## Set task
For the material that follows, list every line containing the word "account".

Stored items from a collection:
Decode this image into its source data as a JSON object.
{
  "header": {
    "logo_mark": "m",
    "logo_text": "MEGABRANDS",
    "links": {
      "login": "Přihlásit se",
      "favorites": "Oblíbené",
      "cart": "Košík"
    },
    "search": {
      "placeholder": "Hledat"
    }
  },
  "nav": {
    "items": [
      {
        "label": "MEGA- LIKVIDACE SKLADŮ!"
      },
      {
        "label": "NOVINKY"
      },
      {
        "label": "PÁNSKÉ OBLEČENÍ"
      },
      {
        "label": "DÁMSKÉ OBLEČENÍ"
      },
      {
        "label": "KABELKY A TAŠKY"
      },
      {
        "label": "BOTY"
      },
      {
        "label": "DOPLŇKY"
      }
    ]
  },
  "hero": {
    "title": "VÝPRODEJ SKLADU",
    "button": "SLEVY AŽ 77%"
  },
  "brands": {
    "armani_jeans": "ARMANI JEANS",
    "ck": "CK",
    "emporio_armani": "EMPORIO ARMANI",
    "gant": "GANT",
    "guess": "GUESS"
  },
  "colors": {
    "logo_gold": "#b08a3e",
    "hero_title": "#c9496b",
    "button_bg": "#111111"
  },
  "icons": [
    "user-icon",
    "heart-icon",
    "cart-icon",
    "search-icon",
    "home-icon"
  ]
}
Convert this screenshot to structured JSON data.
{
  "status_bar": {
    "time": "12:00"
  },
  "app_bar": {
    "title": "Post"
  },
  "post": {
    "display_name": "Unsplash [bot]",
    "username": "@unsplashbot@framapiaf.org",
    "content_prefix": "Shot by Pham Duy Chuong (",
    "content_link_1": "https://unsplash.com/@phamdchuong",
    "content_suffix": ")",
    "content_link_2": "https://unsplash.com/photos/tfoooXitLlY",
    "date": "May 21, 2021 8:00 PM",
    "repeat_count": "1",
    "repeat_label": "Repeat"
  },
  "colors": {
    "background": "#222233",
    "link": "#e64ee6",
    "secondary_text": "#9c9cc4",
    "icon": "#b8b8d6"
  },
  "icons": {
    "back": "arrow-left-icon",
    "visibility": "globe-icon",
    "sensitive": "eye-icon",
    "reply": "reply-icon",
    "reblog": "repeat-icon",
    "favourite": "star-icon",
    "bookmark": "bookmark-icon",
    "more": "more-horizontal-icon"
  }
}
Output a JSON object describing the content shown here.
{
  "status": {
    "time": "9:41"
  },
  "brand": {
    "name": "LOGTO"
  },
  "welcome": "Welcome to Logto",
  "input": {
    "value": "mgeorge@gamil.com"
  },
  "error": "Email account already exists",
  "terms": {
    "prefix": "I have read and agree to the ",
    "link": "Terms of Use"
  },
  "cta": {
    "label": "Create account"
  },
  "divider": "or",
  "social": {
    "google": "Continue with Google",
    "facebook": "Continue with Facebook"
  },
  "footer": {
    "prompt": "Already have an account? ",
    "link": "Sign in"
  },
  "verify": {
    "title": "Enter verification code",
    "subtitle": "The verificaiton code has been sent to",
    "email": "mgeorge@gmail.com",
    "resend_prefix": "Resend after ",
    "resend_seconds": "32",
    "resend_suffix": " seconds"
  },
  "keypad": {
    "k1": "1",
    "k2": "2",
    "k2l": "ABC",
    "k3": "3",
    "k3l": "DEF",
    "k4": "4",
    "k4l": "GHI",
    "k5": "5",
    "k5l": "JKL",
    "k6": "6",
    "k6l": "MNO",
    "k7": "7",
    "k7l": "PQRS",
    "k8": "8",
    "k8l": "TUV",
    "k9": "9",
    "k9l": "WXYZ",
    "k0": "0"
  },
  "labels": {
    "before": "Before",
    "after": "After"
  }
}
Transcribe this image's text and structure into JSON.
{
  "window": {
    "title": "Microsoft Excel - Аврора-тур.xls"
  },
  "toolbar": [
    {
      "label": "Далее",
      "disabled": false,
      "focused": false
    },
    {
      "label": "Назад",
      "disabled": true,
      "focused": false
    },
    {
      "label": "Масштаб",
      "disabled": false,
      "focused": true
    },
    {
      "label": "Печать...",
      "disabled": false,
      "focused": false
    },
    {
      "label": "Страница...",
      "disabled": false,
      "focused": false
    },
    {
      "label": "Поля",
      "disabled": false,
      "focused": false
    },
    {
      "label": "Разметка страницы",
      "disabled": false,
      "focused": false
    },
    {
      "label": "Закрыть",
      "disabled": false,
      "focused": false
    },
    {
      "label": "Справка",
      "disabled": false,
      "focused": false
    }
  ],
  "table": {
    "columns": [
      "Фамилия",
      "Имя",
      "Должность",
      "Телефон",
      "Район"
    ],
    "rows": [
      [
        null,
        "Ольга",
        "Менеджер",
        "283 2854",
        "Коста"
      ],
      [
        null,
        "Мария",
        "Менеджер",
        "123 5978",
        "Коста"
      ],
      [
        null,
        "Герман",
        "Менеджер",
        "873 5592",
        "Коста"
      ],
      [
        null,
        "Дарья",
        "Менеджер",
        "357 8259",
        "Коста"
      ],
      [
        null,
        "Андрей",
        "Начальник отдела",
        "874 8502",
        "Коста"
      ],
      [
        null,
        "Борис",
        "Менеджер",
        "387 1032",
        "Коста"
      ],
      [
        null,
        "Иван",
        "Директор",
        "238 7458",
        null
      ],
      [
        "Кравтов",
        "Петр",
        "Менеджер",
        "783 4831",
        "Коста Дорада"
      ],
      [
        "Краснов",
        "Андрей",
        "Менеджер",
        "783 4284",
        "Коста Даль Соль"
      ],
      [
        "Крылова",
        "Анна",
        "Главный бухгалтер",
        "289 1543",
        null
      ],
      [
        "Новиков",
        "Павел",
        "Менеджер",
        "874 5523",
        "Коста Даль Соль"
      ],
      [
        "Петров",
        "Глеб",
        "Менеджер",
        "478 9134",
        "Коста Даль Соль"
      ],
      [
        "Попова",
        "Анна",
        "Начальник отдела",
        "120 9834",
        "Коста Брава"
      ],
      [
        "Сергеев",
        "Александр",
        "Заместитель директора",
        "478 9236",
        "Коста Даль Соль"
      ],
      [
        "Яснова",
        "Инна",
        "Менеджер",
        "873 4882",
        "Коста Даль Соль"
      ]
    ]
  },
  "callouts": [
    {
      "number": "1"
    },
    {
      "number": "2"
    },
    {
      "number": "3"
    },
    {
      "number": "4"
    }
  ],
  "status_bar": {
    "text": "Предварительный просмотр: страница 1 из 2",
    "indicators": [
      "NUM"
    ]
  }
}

## Response for this exercise
  "error": "Email account already exists",
    "label": "Create account"
    "prompt": "Already have an account? ",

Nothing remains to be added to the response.